## start DATASET RECORDS
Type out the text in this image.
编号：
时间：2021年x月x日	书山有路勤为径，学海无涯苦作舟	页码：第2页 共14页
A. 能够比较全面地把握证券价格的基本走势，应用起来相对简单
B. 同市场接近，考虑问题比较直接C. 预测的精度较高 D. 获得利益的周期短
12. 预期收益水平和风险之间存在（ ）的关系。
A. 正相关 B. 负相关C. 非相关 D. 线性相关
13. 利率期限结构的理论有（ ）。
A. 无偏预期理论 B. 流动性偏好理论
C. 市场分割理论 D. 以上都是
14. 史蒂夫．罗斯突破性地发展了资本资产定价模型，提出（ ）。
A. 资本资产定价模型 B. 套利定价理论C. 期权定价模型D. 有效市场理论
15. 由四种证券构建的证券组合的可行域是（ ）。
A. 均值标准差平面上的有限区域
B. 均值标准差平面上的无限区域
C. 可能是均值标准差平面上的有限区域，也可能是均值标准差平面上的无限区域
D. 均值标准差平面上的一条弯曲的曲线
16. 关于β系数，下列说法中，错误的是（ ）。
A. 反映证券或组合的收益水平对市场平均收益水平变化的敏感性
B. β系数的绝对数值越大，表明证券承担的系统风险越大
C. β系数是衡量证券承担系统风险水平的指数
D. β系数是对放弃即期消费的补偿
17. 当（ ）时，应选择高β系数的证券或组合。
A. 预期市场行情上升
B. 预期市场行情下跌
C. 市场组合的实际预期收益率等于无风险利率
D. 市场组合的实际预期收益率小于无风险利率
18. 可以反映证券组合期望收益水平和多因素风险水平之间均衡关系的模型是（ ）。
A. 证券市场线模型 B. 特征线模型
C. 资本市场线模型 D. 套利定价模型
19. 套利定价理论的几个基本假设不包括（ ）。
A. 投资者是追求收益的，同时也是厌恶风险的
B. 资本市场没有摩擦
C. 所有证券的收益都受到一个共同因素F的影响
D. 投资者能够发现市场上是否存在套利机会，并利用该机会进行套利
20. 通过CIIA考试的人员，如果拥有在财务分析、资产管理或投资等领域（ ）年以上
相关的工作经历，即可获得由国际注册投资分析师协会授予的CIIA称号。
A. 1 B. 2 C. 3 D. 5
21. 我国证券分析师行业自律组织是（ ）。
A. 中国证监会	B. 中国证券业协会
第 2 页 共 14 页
## end DATASET RECORDS
WHAT THE EXERCISE ASKS —
Each entry above is to be quoted exactly.

TASK SOLUTION —
Type out the text in this image.
编号：
时间：2021年x月x日	书山有路勤为径，学海无涯苦作舟	页码：第2页 共14页
A. 能够比较全面地把握证券价格的基本走势，应用起来相对简单
B. 同市场接近，考虑问题比较直接C. 预测的精度较高 D. 获得利益的周期短
12. 预期收益水平和风险之间存在（ ）的关系。
A. 正相关 B. 负相关C. 非相关 D. 线性相关
13. 利率期限结构的理论有（ ）。
A. 无偏预期理论 B. 流动性偏好理论
C. 市场分割理论 D. 以上都是
14. 史蒂夫．罗斯突破性地发展了资本资产定价模型，提出（ ）。
A. 资本资产定价模型 B. 套利定价理论C. 期权定价模型D. 有效市场理论
15. 由四种证券构建的证券组合的可行域是（ ）。
A. 均值标准差平面上的有限区域
B. 均值标准差平面上的无限区域
C. 可能是均值标准差平面上的有限区域，也可能是均值标准差平面上的无限区域
D. 均值标准差平面上的一条弯曲的曲线
16. 关于β系数，下列说法中，错误的是（ ）。
A. 反映证券或组合的收益水平对市场平均收益水平变化的敏感性
B. β系数的绝对数值越大，表明证券承担的系统风险越大
C. β系数是衡量证券承担系统风险水平的指数
D. β系数是对放弃即期消费的补偿
17. 当（ ）时，应选择高β系数的证券或组合。
A. 预期市场行情上升
B. 预期市场行情下跌
C. 市场组合的实际预期收益率等于无风险利率
D. 市场组合的实际预期收益率小于无风险利率
18. 可以反映证券组合期望收益水平和多因素风险水平之间均衡关系的模型是（ ）。
A. 证券市场线模型 B. 特征线模型
C. 资本市场线模型 D. 套利定价模型
19. 套利定价理论的几个基本假设不包括（ ）。
A. 投资者是追求收益的，同时也是厌恶风险的
B. 资本市场没有摩擦
C. 所有证券的收益都受到一个共同因素F的影响
D. 投资者能够发现市场上是否存在套利机会，并利用该机会进行套利
20. 通过CIIA考试的人员，如果拥有在财务分析、资产管理或投资等领域（ ）年以上
相关的工作经历，即可获得由国际注册投资分析师协会授予的CIIA称号。
A. 1 B. 2 C. 3 D. 5
21. 我国证券分析师行业自律组织是（ ）。
A. 中国证监会	B. 中国证券业协会
第 2 页 共 14 页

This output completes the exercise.